__Goal__
Search the material for the word "content" and copy each line that holds it.

Dataset rows:

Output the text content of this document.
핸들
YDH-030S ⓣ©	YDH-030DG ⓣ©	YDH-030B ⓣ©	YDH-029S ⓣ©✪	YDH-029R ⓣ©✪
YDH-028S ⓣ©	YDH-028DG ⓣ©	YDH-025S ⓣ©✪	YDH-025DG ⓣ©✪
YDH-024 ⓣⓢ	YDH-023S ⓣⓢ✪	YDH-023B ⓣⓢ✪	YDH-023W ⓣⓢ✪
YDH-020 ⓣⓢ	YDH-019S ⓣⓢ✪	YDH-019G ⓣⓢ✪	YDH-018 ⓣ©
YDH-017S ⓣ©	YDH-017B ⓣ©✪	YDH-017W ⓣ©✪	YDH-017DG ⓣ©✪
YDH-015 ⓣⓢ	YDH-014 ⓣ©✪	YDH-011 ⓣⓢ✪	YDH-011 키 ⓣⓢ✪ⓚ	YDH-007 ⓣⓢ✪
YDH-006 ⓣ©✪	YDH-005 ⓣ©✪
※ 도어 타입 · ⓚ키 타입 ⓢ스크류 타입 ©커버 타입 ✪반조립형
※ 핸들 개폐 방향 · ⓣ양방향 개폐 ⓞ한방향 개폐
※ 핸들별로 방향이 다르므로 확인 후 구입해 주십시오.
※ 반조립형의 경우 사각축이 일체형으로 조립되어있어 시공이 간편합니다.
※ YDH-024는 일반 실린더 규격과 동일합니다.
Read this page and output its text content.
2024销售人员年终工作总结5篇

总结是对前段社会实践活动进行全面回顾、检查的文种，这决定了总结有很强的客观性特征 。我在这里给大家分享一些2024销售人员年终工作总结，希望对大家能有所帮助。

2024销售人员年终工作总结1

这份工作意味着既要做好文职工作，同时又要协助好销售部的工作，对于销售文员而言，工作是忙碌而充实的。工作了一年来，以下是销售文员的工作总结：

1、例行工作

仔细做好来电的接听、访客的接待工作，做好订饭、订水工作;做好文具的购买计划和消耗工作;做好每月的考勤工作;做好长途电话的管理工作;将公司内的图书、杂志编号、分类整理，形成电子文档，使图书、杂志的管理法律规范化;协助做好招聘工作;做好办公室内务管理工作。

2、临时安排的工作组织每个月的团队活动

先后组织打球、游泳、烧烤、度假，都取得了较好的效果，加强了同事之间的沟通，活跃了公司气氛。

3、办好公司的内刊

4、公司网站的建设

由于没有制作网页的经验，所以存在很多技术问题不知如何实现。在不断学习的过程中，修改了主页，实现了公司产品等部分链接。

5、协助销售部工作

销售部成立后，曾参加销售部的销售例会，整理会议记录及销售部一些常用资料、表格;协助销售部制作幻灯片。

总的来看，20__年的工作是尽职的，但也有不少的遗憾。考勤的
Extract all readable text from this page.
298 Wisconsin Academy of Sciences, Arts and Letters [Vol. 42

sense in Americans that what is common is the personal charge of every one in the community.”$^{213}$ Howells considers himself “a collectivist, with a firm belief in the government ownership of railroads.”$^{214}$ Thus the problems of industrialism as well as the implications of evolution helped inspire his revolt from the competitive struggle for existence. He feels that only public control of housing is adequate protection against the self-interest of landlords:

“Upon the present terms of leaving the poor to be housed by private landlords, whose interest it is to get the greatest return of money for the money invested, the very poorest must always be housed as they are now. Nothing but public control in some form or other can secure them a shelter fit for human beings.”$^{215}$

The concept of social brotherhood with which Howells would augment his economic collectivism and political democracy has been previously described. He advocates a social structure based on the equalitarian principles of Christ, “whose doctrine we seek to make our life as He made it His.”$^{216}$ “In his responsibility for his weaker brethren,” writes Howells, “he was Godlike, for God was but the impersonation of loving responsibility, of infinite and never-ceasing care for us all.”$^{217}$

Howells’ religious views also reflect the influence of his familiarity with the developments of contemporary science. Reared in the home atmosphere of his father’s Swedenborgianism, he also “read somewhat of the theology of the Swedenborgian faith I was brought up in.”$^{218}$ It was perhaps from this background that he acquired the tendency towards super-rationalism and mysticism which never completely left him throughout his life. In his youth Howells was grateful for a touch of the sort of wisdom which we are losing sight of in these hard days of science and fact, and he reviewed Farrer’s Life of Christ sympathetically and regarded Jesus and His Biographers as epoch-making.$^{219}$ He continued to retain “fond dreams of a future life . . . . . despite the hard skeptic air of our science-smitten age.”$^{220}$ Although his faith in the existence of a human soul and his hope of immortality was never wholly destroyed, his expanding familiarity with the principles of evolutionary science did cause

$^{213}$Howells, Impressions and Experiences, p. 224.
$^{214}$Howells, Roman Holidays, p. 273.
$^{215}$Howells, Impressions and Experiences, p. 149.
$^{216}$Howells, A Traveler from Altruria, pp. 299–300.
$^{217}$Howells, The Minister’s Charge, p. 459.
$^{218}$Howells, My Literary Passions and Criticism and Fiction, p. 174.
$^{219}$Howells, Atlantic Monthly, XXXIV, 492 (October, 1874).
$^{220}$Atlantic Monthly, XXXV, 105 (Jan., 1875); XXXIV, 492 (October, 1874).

__Correct result__
Output the text content of this document.
Read this page and output its text content.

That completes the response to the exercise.